## start

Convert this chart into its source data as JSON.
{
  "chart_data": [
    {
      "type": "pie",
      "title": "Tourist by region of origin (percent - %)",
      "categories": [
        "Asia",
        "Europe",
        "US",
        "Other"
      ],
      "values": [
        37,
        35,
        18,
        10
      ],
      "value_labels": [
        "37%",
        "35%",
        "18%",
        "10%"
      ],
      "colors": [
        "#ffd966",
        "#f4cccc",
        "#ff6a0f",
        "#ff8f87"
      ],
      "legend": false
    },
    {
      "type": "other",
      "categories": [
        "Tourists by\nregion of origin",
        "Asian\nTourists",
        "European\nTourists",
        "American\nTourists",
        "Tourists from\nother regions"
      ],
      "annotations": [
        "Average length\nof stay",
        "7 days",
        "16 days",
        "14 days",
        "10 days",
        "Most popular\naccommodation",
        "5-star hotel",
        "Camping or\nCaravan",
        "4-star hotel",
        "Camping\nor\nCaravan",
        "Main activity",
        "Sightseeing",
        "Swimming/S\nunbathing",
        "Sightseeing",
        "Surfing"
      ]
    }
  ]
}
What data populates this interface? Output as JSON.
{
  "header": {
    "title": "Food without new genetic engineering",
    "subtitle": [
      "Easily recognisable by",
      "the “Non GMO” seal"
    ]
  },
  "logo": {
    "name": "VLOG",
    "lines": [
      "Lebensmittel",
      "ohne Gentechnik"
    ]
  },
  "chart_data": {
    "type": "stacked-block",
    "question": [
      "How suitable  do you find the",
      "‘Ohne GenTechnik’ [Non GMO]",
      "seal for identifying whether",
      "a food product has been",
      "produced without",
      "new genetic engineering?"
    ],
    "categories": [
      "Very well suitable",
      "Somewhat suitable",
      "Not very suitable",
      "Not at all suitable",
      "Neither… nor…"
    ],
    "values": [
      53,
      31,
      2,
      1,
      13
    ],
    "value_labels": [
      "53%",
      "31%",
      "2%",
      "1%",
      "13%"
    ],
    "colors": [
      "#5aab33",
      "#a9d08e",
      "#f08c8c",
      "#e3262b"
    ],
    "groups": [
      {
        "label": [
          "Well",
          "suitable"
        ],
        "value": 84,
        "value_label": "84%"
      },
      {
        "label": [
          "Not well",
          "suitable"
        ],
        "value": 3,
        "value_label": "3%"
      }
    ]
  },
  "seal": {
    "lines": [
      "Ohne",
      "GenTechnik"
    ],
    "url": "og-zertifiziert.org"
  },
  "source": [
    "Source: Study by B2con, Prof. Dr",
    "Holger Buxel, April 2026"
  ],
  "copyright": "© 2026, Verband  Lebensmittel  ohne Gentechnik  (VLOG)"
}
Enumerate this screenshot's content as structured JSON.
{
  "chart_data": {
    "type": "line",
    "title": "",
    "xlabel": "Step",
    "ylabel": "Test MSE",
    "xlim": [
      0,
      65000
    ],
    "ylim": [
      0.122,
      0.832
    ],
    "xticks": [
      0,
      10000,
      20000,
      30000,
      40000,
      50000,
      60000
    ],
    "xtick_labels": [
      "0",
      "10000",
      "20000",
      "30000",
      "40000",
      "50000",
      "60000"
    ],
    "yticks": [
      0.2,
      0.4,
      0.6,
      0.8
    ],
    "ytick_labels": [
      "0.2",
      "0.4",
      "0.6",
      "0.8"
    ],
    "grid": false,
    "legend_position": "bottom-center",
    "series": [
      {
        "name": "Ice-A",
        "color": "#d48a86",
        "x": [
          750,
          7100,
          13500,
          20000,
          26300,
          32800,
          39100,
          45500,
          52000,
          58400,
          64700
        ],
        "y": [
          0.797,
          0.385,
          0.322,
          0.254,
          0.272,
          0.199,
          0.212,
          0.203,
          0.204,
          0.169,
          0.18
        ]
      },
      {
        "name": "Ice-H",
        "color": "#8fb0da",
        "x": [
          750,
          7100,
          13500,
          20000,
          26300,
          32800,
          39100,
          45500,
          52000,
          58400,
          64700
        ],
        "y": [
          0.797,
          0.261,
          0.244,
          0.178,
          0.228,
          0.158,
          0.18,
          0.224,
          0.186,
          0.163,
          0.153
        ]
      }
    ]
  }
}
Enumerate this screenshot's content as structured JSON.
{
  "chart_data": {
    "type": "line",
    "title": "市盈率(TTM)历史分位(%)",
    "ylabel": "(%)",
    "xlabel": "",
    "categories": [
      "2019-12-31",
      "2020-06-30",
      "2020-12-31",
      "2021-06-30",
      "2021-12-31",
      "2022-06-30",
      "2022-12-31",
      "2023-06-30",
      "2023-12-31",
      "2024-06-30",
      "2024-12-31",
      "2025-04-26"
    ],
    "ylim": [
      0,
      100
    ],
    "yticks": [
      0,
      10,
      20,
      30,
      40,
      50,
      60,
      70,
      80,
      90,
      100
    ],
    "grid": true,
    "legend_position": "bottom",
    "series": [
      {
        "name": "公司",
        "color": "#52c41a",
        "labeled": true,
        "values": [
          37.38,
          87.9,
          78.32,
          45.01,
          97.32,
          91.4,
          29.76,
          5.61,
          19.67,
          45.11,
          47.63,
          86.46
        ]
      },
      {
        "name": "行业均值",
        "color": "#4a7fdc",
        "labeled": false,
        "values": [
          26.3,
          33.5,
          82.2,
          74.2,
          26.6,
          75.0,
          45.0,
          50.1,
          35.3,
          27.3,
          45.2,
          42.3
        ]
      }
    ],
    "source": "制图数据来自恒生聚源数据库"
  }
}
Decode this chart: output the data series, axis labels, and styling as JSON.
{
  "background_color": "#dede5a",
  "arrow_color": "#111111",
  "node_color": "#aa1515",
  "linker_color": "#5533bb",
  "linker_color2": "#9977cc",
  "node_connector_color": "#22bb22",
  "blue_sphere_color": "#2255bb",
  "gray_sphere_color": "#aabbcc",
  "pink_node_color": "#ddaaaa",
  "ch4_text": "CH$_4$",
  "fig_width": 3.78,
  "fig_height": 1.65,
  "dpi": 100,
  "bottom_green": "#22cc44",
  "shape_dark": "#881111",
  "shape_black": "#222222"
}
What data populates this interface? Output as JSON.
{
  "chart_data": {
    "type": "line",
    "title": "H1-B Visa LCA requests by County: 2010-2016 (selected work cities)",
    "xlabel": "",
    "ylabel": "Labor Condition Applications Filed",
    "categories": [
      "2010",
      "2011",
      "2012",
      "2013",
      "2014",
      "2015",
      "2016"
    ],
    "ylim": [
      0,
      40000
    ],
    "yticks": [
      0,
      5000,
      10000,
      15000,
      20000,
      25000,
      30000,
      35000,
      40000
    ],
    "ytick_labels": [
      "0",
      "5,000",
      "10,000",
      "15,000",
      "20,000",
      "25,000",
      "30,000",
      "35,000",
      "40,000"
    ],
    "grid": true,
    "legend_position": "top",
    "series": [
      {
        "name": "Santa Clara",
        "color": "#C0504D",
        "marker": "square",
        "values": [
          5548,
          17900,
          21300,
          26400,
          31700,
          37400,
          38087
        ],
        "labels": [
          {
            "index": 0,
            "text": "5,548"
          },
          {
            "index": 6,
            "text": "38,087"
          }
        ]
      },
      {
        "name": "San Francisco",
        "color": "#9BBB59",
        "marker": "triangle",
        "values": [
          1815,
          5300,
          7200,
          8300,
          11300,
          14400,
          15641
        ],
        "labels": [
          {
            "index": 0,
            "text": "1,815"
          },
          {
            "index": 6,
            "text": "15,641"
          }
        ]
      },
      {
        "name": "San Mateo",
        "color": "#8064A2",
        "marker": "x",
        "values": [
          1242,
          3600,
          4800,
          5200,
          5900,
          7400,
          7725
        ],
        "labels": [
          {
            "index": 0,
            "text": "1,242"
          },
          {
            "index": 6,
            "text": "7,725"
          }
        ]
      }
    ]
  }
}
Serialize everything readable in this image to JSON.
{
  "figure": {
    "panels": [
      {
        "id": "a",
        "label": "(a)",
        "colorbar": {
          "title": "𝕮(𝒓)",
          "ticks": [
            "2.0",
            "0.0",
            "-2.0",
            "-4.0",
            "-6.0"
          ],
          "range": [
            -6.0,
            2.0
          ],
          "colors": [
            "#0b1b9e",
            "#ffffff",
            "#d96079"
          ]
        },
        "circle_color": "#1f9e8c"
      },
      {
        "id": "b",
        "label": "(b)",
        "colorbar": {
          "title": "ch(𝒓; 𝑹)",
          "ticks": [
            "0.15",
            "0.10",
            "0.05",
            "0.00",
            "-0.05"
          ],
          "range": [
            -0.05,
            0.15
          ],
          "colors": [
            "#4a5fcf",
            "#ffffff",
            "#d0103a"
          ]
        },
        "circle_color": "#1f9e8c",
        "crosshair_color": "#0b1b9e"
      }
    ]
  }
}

## end

-- SET TASK --
Find each line with the string "Camping" and copy it out.

-- SOLVED PROBLEM --
        "Camping or\nCaravan",
        "Camping\nor\nCaravan",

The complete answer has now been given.